* INSTRUCTION
Turn the listing from the line with "Output 14 of" up to and including the line with "x-tick-label: 10 xyxy=(188,504,202,514)" into a two-column CSV with the headers input and output. Give one row for each input and its output, with every field quoted and line breaks replaced by spaces.

* INFORMATION GIVEN
########################################

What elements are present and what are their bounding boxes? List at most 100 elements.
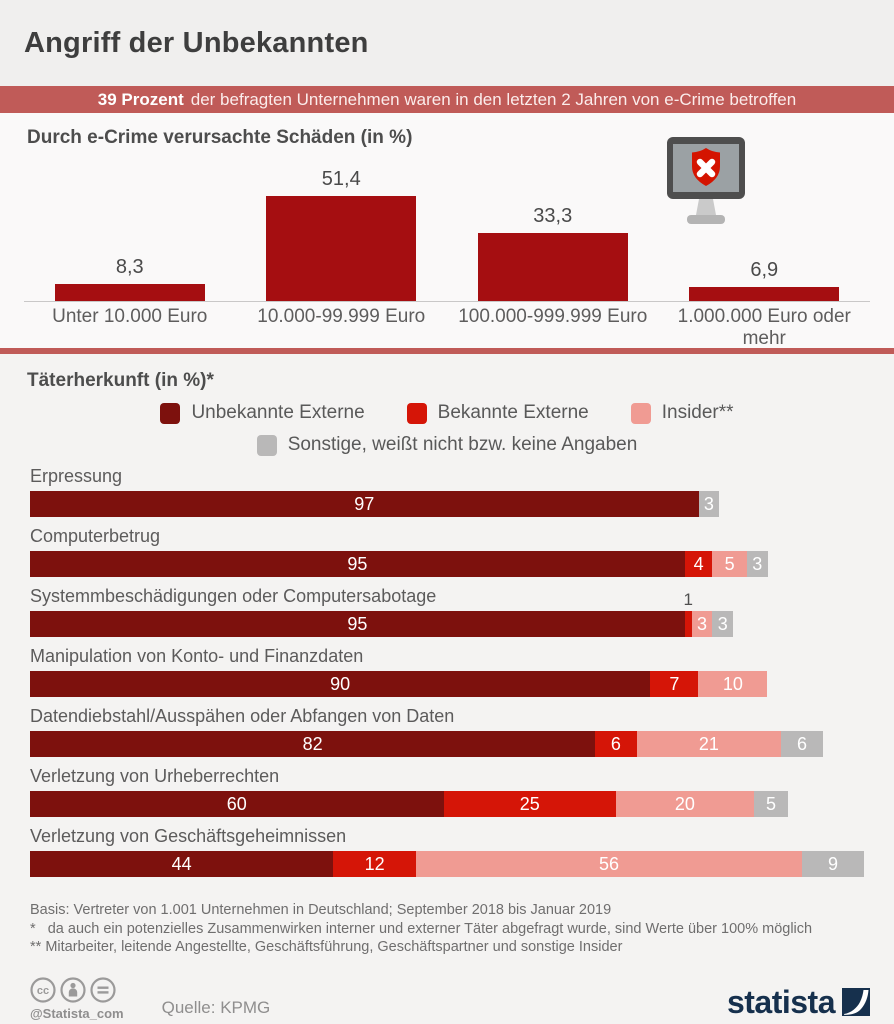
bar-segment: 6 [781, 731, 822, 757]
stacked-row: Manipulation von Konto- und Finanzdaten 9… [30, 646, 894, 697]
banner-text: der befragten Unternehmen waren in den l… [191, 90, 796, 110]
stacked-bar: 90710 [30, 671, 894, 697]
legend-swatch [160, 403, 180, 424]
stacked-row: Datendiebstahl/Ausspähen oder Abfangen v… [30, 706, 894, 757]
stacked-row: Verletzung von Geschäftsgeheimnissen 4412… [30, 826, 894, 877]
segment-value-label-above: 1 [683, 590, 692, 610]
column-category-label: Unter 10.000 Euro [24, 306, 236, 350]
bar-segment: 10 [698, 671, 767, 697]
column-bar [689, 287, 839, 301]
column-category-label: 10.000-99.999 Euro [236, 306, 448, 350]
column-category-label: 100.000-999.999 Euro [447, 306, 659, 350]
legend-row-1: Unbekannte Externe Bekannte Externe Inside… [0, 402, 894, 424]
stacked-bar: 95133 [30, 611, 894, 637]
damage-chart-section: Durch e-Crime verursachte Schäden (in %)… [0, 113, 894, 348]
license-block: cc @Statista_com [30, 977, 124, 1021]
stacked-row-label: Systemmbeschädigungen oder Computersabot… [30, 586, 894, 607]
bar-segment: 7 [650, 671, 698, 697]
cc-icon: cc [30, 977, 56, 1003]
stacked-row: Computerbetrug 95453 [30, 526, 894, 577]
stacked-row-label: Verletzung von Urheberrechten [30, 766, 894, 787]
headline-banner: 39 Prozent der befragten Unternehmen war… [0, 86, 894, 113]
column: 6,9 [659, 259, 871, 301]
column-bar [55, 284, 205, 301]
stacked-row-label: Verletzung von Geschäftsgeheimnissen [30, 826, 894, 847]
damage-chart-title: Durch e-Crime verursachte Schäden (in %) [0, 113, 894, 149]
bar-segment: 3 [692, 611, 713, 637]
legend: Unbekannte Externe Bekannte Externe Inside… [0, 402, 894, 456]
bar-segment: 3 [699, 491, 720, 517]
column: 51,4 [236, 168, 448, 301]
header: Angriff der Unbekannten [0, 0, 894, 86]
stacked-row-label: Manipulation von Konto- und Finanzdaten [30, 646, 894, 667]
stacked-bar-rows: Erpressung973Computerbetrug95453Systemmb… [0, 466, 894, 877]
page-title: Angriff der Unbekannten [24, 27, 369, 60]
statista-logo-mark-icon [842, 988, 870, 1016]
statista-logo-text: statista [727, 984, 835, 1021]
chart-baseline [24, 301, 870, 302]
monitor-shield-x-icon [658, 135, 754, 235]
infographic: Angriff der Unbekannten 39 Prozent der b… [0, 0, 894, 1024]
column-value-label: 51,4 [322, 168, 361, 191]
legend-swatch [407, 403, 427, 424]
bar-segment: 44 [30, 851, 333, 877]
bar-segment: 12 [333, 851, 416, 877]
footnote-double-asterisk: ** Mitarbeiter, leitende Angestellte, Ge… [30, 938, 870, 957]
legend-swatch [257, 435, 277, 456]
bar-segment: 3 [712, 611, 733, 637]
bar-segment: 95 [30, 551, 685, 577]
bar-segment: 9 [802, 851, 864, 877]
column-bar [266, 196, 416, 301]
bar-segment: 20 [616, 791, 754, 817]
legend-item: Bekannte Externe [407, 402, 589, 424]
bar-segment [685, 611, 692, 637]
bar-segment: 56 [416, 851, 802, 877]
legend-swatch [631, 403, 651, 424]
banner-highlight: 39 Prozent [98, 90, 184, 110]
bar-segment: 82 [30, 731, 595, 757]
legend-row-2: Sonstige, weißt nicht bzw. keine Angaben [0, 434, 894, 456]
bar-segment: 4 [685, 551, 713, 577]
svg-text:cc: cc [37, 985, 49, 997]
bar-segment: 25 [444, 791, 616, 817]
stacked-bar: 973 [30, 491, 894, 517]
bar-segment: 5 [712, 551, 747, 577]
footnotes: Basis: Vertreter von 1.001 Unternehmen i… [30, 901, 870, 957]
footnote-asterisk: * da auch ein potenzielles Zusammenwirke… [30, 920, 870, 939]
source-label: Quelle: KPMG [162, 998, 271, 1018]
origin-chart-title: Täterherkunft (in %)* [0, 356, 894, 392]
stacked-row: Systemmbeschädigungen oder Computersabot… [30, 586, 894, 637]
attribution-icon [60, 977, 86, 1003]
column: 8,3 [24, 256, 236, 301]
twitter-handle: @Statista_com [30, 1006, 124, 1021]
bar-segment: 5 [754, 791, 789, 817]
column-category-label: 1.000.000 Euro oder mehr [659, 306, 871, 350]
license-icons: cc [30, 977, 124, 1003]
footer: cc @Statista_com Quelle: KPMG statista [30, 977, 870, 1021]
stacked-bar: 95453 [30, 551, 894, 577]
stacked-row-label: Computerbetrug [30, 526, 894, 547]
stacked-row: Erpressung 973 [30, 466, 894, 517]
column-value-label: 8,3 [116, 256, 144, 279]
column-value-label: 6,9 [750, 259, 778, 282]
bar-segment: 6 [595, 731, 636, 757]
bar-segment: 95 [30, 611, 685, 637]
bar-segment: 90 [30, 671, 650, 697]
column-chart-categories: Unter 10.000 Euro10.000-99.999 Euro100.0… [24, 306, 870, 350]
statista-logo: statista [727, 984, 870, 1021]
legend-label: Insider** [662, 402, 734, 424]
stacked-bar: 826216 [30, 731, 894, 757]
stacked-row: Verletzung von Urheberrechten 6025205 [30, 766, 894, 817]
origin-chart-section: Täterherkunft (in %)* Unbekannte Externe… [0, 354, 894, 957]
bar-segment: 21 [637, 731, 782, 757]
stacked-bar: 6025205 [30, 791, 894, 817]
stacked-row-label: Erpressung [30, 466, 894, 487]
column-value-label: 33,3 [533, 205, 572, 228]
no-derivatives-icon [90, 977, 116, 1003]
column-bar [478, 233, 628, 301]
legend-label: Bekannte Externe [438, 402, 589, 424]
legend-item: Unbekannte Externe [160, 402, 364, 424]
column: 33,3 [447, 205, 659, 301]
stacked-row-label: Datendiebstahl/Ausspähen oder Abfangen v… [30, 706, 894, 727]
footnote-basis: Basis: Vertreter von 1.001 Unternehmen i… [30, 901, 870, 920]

########################################

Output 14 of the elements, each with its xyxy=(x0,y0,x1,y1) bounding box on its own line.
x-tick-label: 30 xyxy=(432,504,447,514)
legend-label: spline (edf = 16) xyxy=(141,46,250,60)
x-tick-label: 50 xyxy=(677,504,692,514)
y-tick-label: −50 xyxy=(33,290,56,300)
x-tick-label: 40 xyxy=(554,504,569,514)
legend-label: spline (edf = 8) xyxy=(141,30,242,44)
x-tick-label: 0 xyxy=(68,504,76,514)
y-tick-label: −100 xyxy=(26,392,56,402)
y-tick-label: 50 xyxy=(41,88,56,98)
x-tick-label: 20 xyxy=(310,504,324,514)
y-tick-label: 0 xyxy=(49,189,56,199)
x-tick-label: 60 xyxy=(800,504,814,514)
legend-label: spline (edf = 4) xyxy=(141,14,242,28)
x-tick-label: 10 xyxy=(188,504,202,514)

########################################

* RESULT
input,output
"Output 14 of the elements, each with its xyxy=(x0,y0,x1,y1) bounding box on its own line.","x-tick-label: 30 xyxy=(432,504,447,514) legend-label: spline (edf = 16) xyxy=(141,46,250,60) x-tick-label: 50 xyxy=(677,504,692,514) y-tick-label: −50 xyxy=(33,290,56,300) x-tick-label: 40 xyxy=(554,504,569,514) legend-label: spline (edf = 8) xyxy=(141,30,242,44) x-tick-label: 0 xyxy=(68,504,76,514) y-tick-label: −100 xyxy=(26,392,56,402) y-tick-label: 50 xyxy=(41,88,56,98) x-tick-label: 20 xyxy=(310,504,324,514) y-tick-label: 0 xyxy=(49,189,56,199) x-tick-label: 60 xyxy=(800,504,814,514) legend-label: spline (edf = 4) xyxy=(141,14,242,28) x-tick-label: 10 xyxy=(188,504,202,514)"